> Task brief
Report how many lines in the records hold the string "rynku"; give the number and nothing else.

> Information provided
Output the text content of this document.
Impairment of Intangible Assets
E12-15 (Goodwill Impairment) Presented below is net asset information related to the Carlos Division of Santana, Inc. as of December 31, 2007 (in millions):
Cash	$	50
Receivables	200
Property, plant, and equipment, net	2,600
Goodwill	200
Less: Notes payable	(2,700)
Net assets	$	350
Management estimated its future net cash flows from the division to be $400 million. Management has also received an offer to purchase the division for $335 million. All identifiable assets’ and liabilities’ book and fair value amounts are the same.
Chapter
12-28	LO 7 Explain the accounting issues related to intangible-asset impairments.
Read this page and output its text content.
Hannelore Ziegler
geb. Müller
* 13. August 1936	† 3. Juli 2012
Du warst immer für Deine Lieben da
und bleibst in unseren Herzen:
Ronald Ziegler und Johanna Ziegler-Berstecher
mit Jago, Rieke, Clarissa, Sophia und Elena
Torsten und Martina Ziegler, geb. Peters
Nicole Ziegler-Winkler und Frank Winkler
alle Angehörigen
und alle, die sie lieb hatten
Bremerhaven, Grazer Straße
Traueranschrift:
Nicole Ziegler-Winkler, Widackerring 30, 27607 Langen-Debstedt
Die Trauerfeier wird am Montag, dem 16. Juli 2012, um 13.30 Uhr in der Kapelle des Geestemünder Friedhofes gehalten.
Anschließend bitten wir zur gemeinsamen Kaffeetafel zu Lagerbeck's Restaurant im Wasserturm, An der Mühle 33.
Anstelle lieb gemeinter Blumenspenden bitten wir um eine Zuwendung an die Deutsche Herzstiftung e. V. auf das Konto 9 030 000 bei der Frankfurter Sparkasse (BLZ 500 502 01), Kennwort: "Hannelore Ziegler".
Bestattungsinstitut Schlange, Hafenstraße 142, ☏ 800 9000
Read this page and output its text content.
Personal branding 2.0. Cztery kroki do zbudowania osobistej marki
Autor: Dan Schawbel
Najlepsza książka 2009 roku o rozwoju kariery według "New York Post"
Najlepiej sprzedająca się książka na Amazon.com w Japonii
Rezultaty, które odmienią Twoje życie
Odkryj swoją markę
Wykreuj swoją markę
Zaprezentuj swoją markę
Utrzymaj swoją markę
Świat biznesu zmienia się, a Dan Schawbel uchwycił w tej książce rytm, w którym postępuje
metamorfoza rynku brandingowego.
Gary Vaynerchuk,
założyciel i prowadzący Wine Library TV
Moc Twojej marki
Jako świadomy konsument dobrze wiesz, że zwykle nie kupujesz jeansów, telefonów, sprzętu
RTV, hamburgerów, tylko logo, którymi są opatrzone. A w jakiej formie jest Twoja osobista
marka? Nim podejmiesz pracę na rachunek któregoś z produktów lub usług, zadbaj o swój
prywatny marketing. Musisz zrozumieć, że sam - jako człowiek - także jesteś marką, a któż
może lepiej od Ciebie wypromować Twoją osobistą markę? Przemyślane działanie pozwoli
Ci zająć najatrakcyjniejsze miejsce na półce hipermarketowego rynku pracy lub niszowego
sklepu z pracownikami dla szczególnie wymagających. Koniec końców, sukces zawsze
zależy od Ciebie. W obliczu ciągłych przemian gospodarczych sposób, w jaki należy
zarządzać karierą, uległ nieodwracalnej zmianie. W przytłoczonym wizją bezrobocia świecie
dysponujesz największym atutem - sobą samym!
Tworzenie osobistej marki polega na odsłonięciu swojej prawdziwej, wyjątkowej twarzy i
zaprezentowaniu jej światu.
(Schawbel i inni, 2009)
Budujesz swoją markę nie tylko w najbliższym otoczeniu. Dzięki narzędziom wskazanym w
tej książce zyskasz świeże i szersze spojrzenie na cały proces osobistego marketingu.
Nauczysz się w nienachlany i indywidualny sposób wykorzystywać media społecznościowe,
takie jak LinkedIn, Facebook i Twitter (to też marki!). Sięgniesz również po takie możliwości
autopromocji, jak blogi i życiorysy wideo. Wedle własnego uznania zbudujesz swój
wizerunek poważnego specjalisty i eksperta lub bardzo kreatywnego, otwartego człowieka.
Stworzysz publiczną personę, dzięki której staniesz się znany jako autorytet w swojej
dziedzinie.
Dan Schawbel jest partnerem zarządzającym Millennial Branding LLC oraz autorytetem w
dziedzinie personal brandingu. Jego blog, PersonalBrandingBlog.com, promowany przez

> Task output
2